[Stored items]
## START
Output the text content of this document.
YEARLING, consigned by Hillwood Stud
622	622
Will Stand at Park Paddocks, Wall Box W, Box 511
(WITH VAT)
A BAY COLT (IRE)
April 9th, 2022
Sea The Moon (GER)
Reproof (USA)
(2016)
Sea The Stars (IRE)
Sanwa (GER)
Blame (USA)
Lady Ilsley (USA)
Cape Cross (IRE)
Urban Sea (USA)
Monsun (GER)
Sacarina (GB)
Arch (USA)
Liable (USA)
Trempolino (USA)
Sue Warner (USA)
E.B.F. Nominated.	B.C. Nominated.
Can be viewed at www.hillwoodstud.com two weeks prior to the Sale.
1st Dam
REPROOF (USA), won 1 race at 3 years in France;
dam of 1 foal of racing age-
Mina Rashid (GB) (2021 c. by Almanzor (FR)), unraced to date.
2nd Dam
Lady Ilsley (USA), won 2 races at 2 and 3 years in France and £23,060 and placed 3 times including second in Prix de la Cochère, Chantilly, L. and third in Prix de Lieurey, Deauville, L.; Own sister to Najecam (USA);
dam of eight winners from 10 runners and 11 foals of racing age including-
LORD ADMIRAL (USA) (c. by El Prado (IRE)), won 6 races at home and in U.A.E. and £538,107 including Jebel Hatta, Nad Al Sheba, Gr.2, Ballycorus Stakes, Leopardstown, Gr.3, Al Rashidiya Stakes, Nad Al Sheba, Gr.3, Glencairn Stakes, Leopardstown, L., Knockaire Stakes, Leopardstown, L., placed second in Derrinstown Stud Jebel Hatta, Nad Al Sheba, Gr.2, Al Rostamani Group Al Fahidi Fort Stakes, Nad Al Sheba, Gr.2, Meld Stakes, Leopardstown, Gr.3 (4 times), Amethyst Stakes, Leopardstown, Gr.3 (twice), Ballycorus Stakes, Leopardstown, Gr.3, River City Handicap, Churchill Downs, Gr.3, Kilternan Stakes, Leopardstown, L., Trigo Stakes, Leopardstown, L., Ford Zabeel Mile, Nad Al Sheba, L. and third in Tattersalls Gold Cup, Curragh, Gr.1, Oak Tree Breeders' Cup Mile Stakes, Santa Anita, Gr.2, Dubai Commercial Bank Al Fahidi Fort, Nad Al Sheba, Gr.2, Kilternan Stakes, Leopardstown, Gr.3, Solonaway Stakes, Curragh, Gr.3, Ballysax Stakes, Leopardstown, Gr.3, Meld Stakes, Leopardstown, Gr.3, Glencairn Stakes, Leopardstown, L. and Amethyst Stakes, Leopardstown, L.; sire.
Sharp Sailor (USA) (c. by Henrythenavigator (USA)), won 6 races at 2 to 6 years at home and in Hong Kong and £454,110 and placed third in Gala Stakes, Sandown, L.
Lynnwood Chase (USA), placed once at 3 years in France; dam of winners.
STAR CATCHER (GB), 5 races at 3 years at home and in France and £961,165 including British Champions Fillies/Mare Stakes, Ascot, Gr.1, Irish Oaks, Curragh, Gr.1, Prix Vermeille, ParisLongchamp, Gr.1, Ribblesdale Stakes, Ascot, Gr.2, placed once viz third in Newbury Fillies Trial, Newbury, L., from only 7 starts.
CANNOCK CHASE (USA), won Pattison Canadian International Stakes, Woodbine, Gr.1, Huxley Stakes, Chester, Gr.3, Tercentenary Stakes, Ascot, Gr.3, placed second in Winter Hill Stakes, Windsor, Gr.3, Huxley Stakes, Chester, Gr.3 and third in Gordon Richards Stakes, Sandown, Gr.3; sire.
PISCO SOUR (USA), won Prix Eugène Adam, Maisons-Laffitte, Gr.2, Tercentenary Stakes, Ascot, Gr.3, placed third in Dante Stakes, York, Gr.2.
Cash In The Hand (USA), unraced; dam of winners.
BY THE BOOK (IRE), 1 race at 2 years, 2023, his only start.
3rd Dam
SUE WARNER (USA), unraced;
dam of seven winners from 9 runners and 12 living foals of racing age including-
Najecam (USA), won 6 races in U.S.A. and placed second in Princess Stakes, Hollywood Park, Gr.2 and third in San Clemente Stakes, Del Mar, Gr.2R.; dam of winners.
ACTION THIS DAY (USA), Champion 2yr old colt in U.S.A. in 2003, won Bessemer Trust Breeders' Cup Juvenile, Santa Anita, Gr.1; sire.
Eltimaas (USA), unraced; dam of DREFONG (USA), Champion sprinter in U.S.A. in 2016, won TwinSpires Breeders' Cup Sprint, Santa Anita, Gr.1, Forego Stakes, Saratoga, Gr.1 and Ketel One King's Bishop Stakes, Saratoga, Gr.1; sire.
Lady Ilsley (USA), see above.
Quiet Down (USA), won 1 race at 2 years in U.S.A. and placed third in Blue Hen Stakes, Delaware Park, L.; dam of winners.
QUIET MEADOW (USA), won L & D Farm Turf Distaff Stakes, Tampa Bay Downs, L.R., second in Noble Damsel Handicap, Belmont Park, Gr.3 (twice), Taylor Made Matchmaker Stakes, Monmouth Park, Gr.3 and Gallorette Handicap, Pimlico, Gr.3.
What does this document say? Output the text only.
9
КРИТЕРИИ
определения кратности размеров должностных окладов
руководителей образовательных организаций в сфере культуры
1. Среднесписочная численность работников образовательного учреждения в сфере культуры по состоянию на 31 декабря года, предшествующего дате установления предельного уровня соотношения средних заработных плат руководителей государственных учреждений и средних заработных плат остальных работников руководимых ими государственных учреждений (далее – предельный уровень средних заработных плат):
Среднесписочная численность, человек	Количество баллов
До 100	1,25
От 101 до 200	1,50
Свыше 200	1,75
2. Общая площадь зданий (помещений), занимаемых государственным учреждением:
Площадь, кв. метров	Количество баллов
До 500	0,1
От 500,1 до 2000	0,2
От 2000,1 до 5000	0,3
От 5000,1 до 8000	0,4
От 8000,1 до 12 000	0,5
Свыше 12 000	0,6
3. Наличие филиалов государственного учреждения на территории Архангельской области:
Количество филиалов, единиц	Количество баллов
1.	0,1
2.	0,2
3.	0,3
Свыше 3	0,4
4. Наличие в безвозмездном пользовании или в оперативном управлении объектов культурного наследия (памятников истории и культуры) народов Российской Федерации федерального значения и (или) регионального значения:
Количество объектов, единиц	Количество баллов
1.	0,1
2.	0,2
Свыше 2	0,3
## END
Which lines hold the word "объектов"? Copy each of them from the records.

Completed task:
4. Наличие в безвозмездном пользовании или в оперативном управлении объектов культурного наследия (памятников истории и культуры) народов Российской Федерации федерального значения и (или) регионального значения:
Количество объектов, единиц	Количество баллов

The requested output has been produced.